Aim:
Each line containing the word "zcela" needs to be copied.

Extracted data entries:

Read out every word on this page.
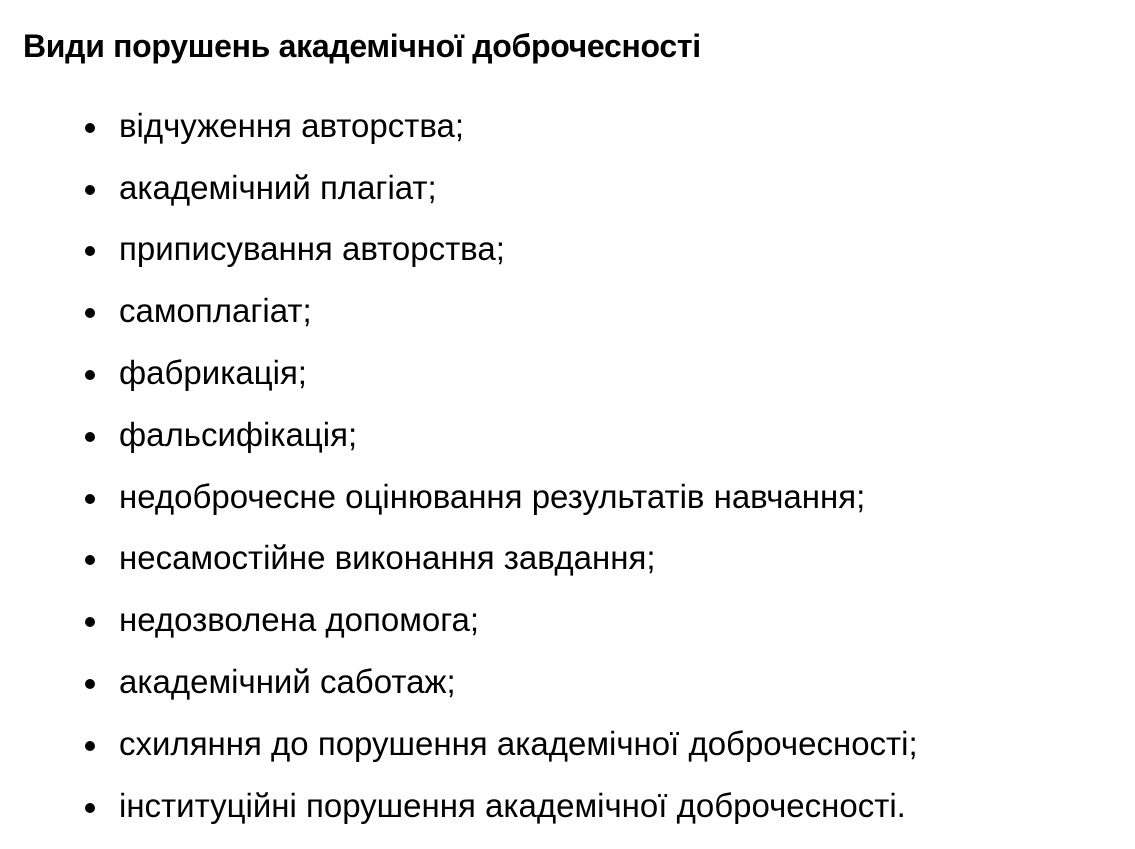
Види порушень академічної доброчесності
відчуження авторства;
академічний плагіат;
приписування авторства;
самоплагіат;
фабрикація;
фальсифікація;
недоброчесне оцінювання результатів навчання;
несамостійне виконання завдання;
недозволена допомога;
академічний саботаж;
схиляння до порушення академічної доброчесності;
інституційні порушення академічної доброчесності.
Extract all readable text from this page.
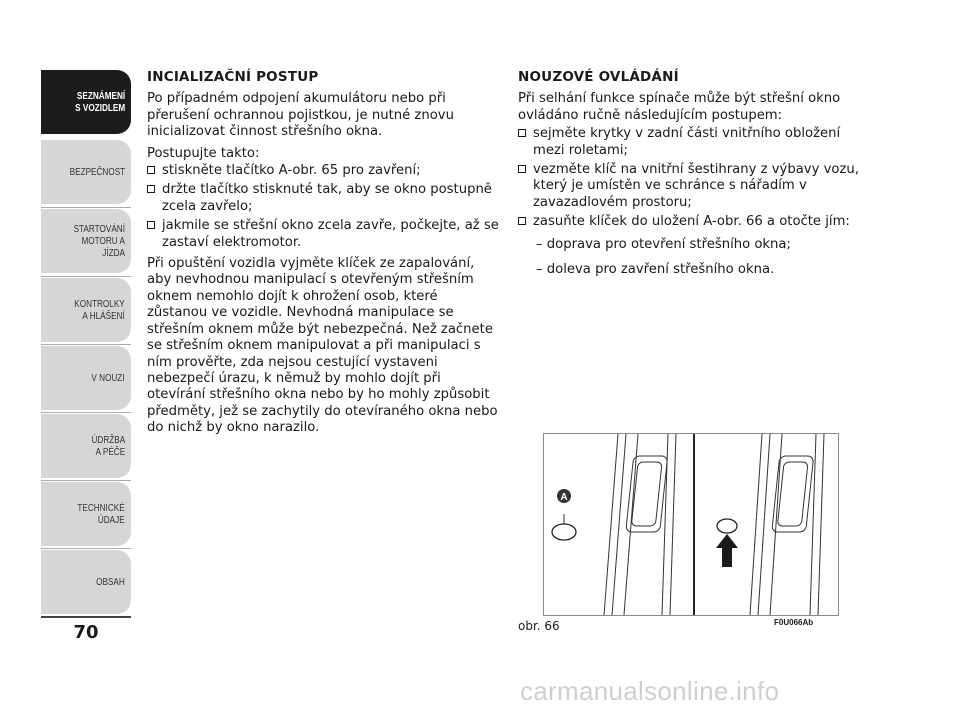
SEZNÁMENÍ
S VOZIDLEM
BEZPEČNOST
STARTOVÁNÍ
MOTORU A JÍZDA
KONTROLKY
A HLÁŠENÍ
V NOUZI
ÚDRŽBA
A PÉČE
TECHNICKÉ
ÚDAJE
OBSAH
70
INCIALIZAČNÍ POSTUP

Po případném odpojení akumulátoru nebo při přerušení ochrannou pojistkou, je nutné znovu inicializovat činnost střešního okna.

Postupujte takto:

stiskněte tlačítko A-obr. 65 pro zavření;
držte tlačítko stisknuté tak, aby se okno postupně zcela zavřelo;
jakmile se střešní okno zcela zavře, počkejte, až se zastaví elektromotor.

Při opuštění vozidla vyjměte klíček ze zapalování, aby nevhodnou manipulací s otevřeným střešním oknem nemohlo dojít k ohrožení osob, které zůstanou ve vozidle. Nevhodná manipulace se střešním oknem může být nebezpečná. Než začnete se střešním oknem manipulovat a při manipulaci s ním prověřte, zda nejsou cestující vystaveni nebezpečí úrazu, k němuž by mohlo dojít při otevírání střešního okna nebo by ho mohly způsobit předměty, jež se zachytily do otevíraného okna nebo do nichž by okno narazilo.

NOUZOVÉ OVLÁDÁNÍ

Při selhání funkce spínače může být střešní okno ovládáno ručně následujícím postupem:

sejměte krytky v zadní části vnitřního obložení mezi roletami;
vezměte klíč na vnitřní šestihrany z výbavy vozu, který je umístěn ve schránce s nářadím v zavazadlovém prostoru;
zasuňte klíček do uložení A-obr. 66 a otočte jím:
– doprava pro otevření střešního okna;
– doleva pro zavření střešního okna.
A
obr. 66	F0U066Ab
carmanualsonline.info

Exercise solution:
držte tlačítko stisknuté tak, aby se okno postupně zcela zavřelo;
jakmile se střešní okno zcela zavře, počkejte, až se zastaví elektromotor.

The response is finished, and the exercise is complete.